BEGIN Supplied entries

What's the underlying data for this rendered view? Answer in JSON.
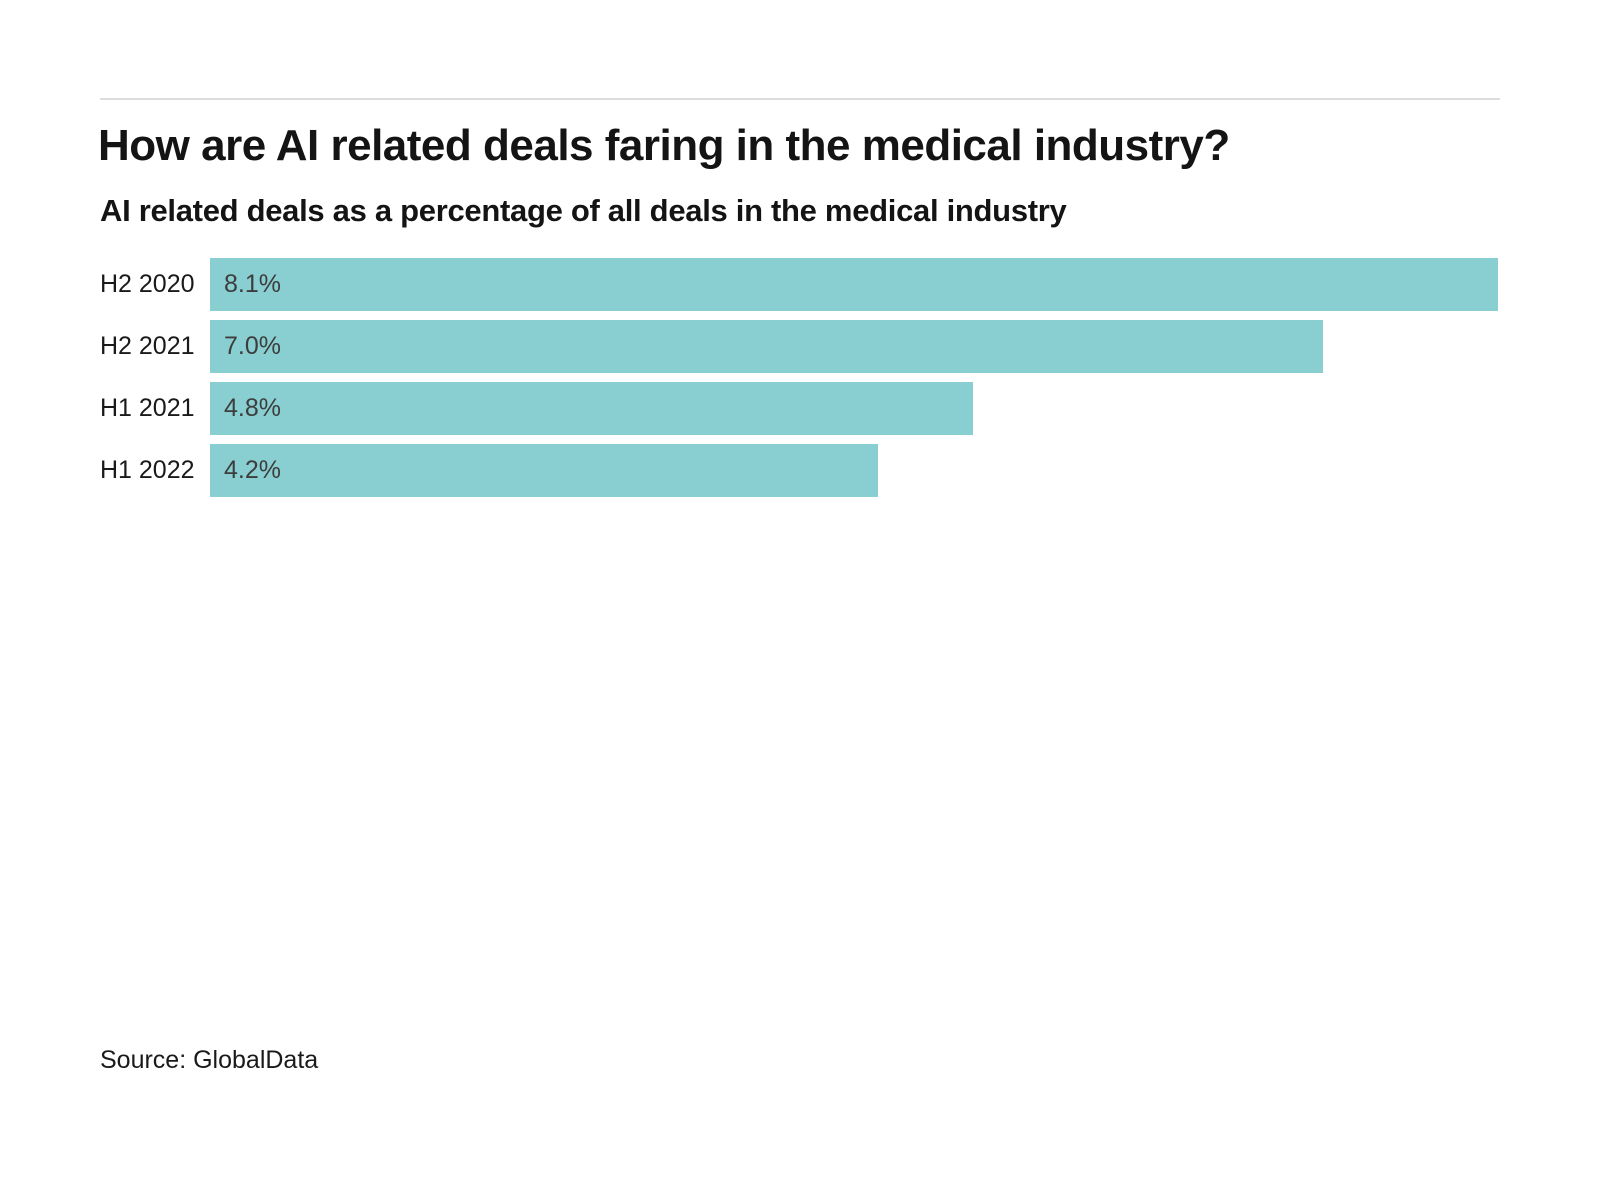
{
  "page": {
    "title": "How are AI related deals faring in the medical industry?",
    "subtitle": "AI related deals as a percentage of all deals in the medical industry",
    "source": "Source: GlobalData"
  },
  "chart_data": {
    "type": "bar",
    "orientation": "horizontal",
    "title": "How are AI related deals faring in the medical industry?",
    "subtitle": "AI related deals as a percentage of all deals in the medical industry",
    "categories": [
      "H2 2020",
      "H2 2021",
      "H1 2021",
      "H1 2022"
    ],
    "values": [
      8.1,
      7.0,
      4.8,
      4.2
    ],
    "value_labels": [
      "8.1%",
      "7.0%",
      "4.8%",
      "4.2%"
    ],
    "xlabel": "",
    "ylabel": "",
    "xlim": [
      0,
      8.1
    ],
    "grid": false,
    "legend": false,
    "bar_color": "#89cfd1",
    "value_label_color": "#3d3d3d",
    "source": "Source: GlobalData"
  }
}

END Supplied entries

__Exercise details__.
Transcribe the whole listing exactly. Pictures stay out of your copy.

__Task solution__.
What's the underlying data for this rendered view? Answer in JSON.
{
  "page": {
    "title": "How are AI related deals faring in the medical industry?",
    "subtitle": "AI related deals as a percentage of all deals in the medical industry",
    "source": "Source: GlobalData"
  },
  "chart_data": {
    "type": "bar",
    "orientation": "horizontal",
    "title": "How are AI related deals faring in the medical industry?",
    "subtitle": "AI related deals as a percentage of all deals in the medical industry",
    "categories": [
      "H2 2020",
      "H2 2021",
      "H1 2021",
      "H1 2022"
    ],
    "values": [
      8.1,
      7.0,
      4.8,
      4.2
    ],
    "value_labels": [
      "8.1%",
      "7.0%",
      "4.8%",
      "4.2%"
    ],
    "xlabel": "",
    "ylabel": "",
    "xlim": [
      0,
      8.1
    ],
    "grid": false,
    "legend": false,
    "bar_color": "#89cfd1",
    "value_label_color": "#3d3d3d",
    "source": "Source: GlobalData"
  }
}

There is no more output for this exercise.